<<<<

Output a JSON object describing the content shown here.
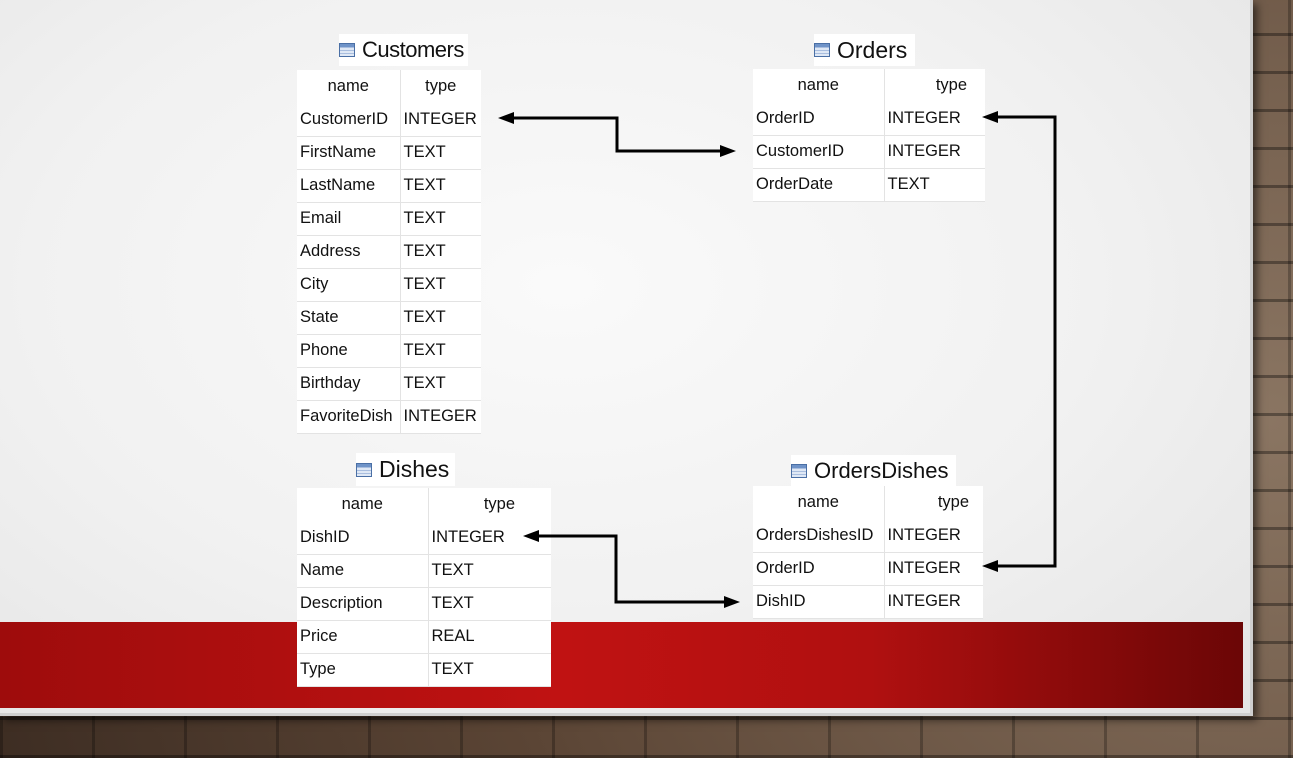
{
  "columns": {
    "name_header": "name",
    "type_header": "type"
  },
  "tables": {
    "customers": {
      "title": "Customers",
      "rows": [
        {
          "name": "CustomerID",
          "type": "INTEGER"
        },
        {
          "name": "FirstName",
          "type": "TEXT"
        },
        {
          "name": "LastName",
          "type": "TEXT"
        },
        {
          "name": "Email",
          "type": "TEXT"
        },
        {
          "name": "Address",
          "type": "TEXT"
        },
        {
          "name": "City",
          "type": "TEXT"
        },
        {
          "name": "State",
          "type": "TEXT"
        },
        {
          "name": "Phone",
          "type": "TEXT"
        },
        {
          "name": "Birthday",
          "type": "TEXT"
        },
        {
          "name": "FavoriteDish",
          "type": "INTEGER"
        }
      ]
    },
    "orders": {
      "title": "Orders",
      "rows": [
        {
          "name": "OrderID",
          "type": "INTEGER"
        },
        {
          "name": "CustomerID",
          "type": "INTEGER"
        },
        {
          "name": "OrderDate",
          "type": "TEXT"
        }
      ]
    },
    "dishes": {
      "title": "Dishes",
      "rows": [
        {
          "name": "DishID",
          "type": "INTEGER"
        },
        {
          "name": "Name",
          "type": "TEXT"
        },
        {
          "name": "Description",
          "type": "TEXT"
        },
        {
          "name": "Price",
          "type": "REAL"
        },
        {
          "name": "Type",
          "type": "TEXT"
        }
      ]
    },
    "orders_dishes": {
      "title": "OrdersDishes",
      "rows": [
        {
          "name": "OrdersDishesID",
          "type": "INTEGER"
        },
        {
          "name": "OrderID",
          "type": "INTEGER"
        },
        {
          "name": "DishID",
          "type": "INTEGER"
        }
      ]
    }
  },
  "relationships": [
    {
      "from": "customers.CustomerID",
      "to": "orders.CustomerID"
    },
    {
      "from": "orders.OrderID",
      "to": "orders_dishes.OrderID"
    },
    {
      "from": "dishes.DishID",
      "to": "orders_dishes.DishID"
    }
  ],
  "colors": {
    "band": "#c01212",
    "arrow": "#000000",
    "icon": "#4a6fa5"
  }
}
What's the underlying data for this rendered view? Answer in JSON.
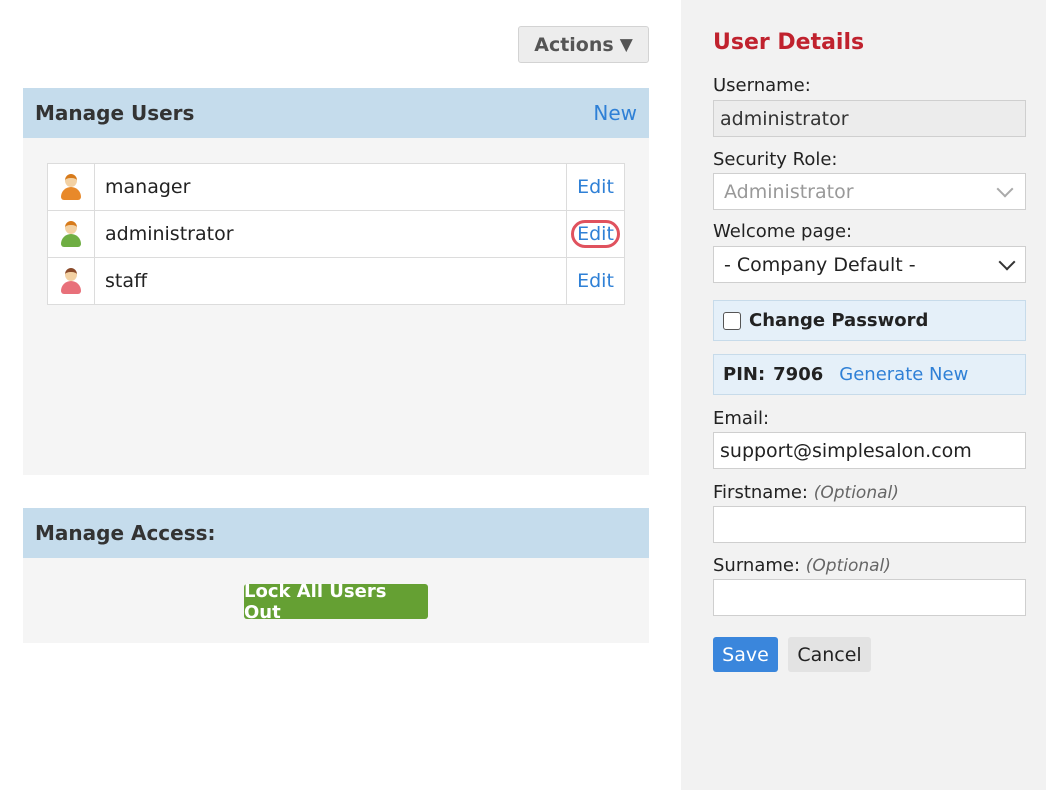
{
  "toolbar": {
    "actions_label": "Actions",
    "actions_caret": "▼"
  },
  "manage_users": {
    "title": "Manage Users",
    "new_label": "New",
    "users": [
      {
        "name": "manager",
        "edit_label": "Edit",
        "icon": "user-icon-orange",
        "icon_color": "#e8892a"
      },
      {
        "name": "administrator",
        "edit_label": "Edit",
        "icon": "user-icon-green",
        "icon_color": "#6fae43"
      },
      {
        "name": "staff",
        "edit_label": "Edit",
        "icon": "user-icon-pink",
        "icon_color": "#e8707a"
      }
    ]
  },
  "manage_access": {
    "title": "Manage Access:",
    "lock_label": "Lock All Users Out"
  },
  "user_details": {
    "title": "User Details",
    "username_label": "Username:",
    "username_value": "administrator",
    "role_label": "Security Role:",
    "role_value": "Administrator",
    "welcome_label": "Welcome page:",
    "welcome_value": "- Company Default -",
    "change_password_label": "Change Password",
    "pin_label": "PIN:",
    "pin_value": "7906",
    "generate_label": "Generate New",
    "email_label": "Email:",
    "email_value": "support@simplesalon.com",
    "firstname_label": "Firstname:",
    "firstname_optional": "(Optional)",
    "firstname_value": "",
    "surname_label": "Surname:",
    "surname_optional": "(Optional)",
    "surname_value": "",
    "save_label": "Save",
    "cancel_label": "Cancel"
  },
  "colors": {
    "header_bg": "#c5dcec",
    "link": "#2f80d6",
    "title_red": "#c0222e",
    "lock_green": "#65a033",
    "save_blue": "#3a86dc",
    "highlight_ring": "#e0525e"
  }
}
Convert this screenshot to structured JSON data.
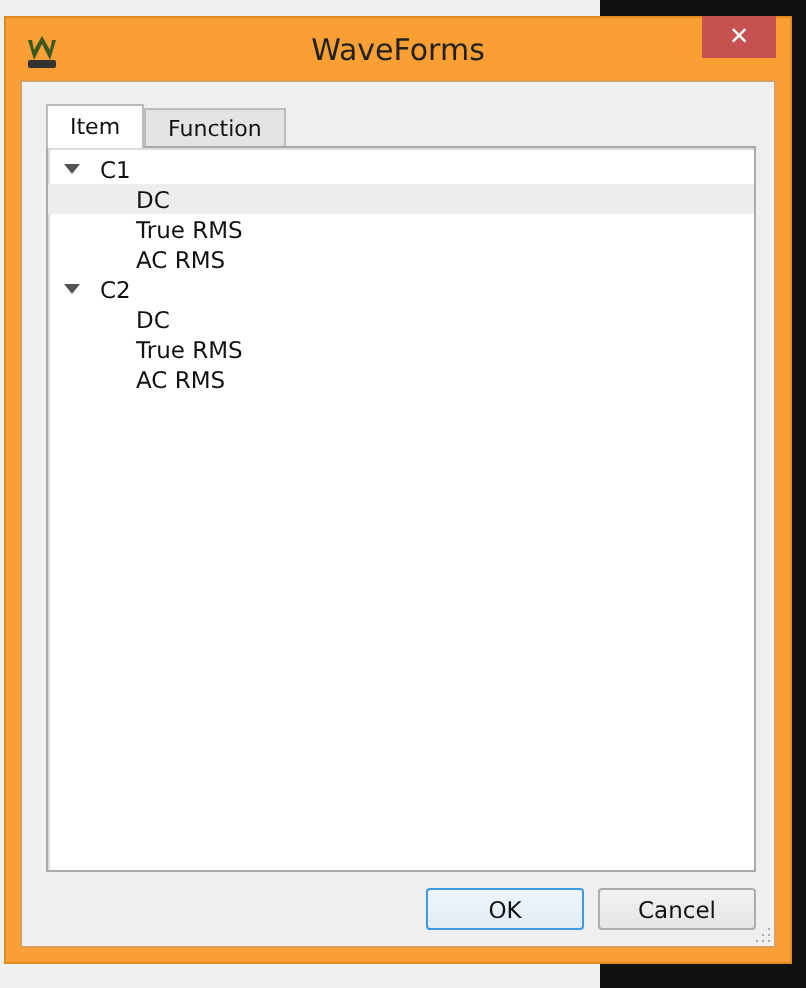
{
  "window": {
    "title": "WaveForms",
    "close": "×"
  },
  "tabs": [
    {
      "label": "Item",
      "selected": true
    },
    {
      "label": "Function",
      "selected": false
    }
  ],
  "tree": [
    {
      "label": "C1",
      "expanded": true,
      "children": [
        {
          "label": "DC",
          "selected": true
        },
        {
          "label": "True RMS",
          "selected": false
        },
        {
          "label": "AC RMS",
          "selected": false
        }
      ]
    },
    {
      "label": "C2",
      "expanded": true,
      "children": [
        {
          "label": "DC",
          "selected": false
        },
        {
          "label": "True RMS",
          "selected": false
        },
        {
          "label": "AC RMS",
          "selected": false
        }
      ]
    }
  ],
  "buttons": [
    {
      "label": "OK",
      "default": true
    },
    {
      "label": "Cancel",
      "default": false
    }
  ]
}
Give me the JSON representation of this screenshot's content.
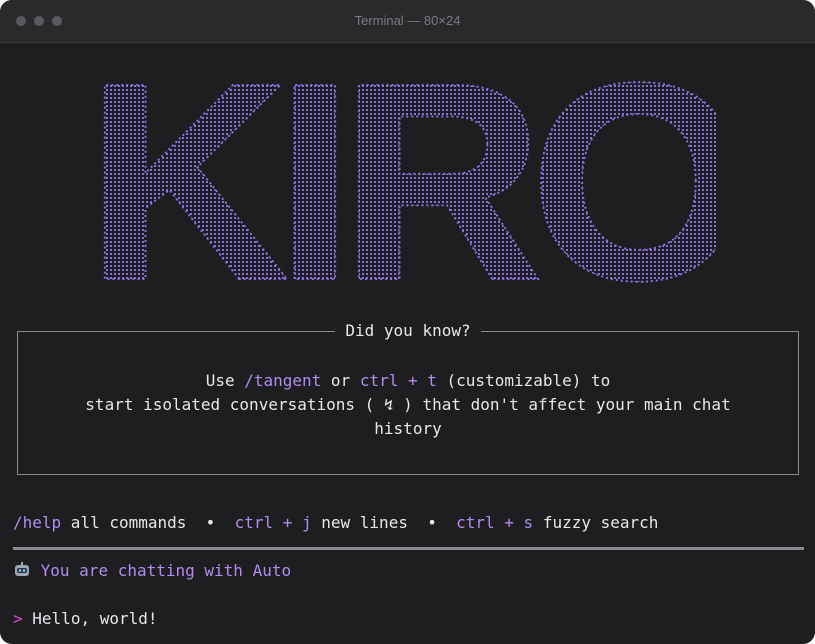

>>>>

To be done:
Please write out all of the material above without changing a word, and omit any pictures.

Result of the task:
Output a JSON object describing the content shown here.
{
  "columns": {
    "name_header": "name",
    "type_header": "type"
  },
  "tables": {
    "customers": {
      "title": "Customers",
      "rows": [
        {
          "name": "CustomerID",
          "type": "INTEGER"
        },
        {
          "name": "FirstName",
          "type": "TEXT"
        },
        {
          "name": "LastName",
          "type": "TEXT"
        },
        {
          "name": "Email",
          "type": "TEXT"
        },
        {
          "name": "Address",
          "type": "TEXT"
        },
        {
          "name": "City",
          "type": "TEXT"
        },
        {
          "name": "State",
          "type": "TEXT"
        },
        {
          "name": "Phone",
          "type": "TEXT"
        },
        {
          "name": "Birthday",
          "type": "TEXT"
        },
        {
          "name": "FavoriteDish",
          "type": "INTEGER"
        }
      ]
    },
    "orders": {
      "title": "Orders",
      "rows": [
        {
          "name": "OrderID",
          "type": "INTEGER"
        },
        {
          "name": "CustomerID",
          "type": "INTEGER"
        },
        {
          "name": "OrderDate",
          "type": "TEXT"
        }
      ]
    },
    "dishes": {
      "title": "Dishes",
      "rows": [
        {
          "name": "DishID",
          "type": "INTEGER"
        },
        {
          "name": "Name",
          "type": "TEXT"
        },
        {
          "name": "Description",
          "type": "TEXT"
        },
        {
          "name": "Price",
          "type": "REAL"
        },
        {
          "name": "Type",
          "type": "TEXT"
        }
      ]
    },
    "orders_dishes": {
      "title": "OrdersDishes",
      "rows": [
        {
          "name": "OrdersDishesID",
          "type": "INTEGER"
        },
        {
          "name": "OrderID",
          "type": "INTEGER"
        },
        {
          "name": "DishID",
          "type": "INTEGER"
        }
      ]
    }
  },
  "relationships": [
    {
      "from": "customers.CustomerID",
      "to": "orders.CustomerID"
    },
    {
      "from": "orders.OrderID",
      "to": "orders_dishes.OrderID"
    },
    {
      "from": "dishes.DishID",
      "to": "orders_dishes.DishID"
    }
  ],
  "colors": {
    "band": "#c01212",
    "arrow": "#000000",
    "icon": "#4a6fa5"
  }
}
What's the underlying data for this rendered view? Answer in JSON.
{
  "toolbar": {
    "actions_label": "Actions",
    "actions_caret": "▼"
  },
  "manage_users": {
    "title": "Manage Users",
    "new_label": "New",
    "users": [
      {
        "name": "manager",
        "edit_label": "Edit",
        "icon": "user-icon-orange",
        "icon_color": "#e8892a"
      },
      {
        "name": "administrator",
        "edit_label": "Edit",
        "icon": "user-icon-green",
        "icon_color": "#6fae43"
      },
      {
        "name": "staff",
        "edit_label": "Edit",
        "icon": "user-icon-pink",
        "icon_color": "#e8707a"
      }
    ]
  },
  "manage_access": {
    "title": "Manage Access:",
    "lock_label": "Lock All Users Out"
  },
  "user_details": {
    "title": "User Details",
    "username_label": "Username:",
    "username_value": "administrator",
    "role_label": "Security Role:",
    "role_value": "Administrator",
    "welcome_label": "Welcome page:",
    "welcome_value": "- Company Default -",
    "change_password_label": "Change Password",
    "pin_label": "PIN:",
    "pin_value": "7906",
    "generate_label": "Generate New",
    "email_label": "Email:",
    "email_value": "support@simplesalon.com",
    "firstname_label": "Firstname:",
    "firstname_optional": "(Optional)",
    "firstname_value": "",
    "surname_label": "Surname:",
    "surname_optional": "(Optional)",
    "surname_value": "",
    "save_label": "Save",
    "cancel_label": "Cancel"
  },
  "colors": {
    "header_bg": "#c5dcec",
    "link": "#2f80d6",
    "title_red": "#c0222e",
    "lock_green": "#65a033",
    "save_blue": "#3a86dc",
    "highlight_ring": "#e0525e"
  }
}
Convert this screenshot to structured JSON data.
{
  "window": {
    "title": "WaveForms",
    "close": "×"
  },
  "tabs": [
    {
      "label": "Item",
      "selected": true
    },
    {
      "label": "Function",
      "selected": false
    }
  ],
  "tree": [
    {
      "label": "C1",
      "expanded": true,
      "children": [
        {
          "label": "DC",
          "selected": true
        },
        {
          "label": "True RMS",
          "selected": false
        },
        {
          "label": "AC RMS",
          "selected": false
        }
      ]
    },
    {
      "label": "C2",
      "expanded": true,
      "children": [
        {
          "label": "DC",
          "selected": false
        },
        {
          "label": "True RMS",
          "selected": false
        },
        {
          "label": "AC RMS",
          "selected": false
        }
      ]
    }
  ],
  "buttons": [
    {
      "label": "OK",
      "default": true
    },
    {
      "label": "Cancel",
      "default": false
    }
  ]
}
Give me the JSON representation of this screenshot's content.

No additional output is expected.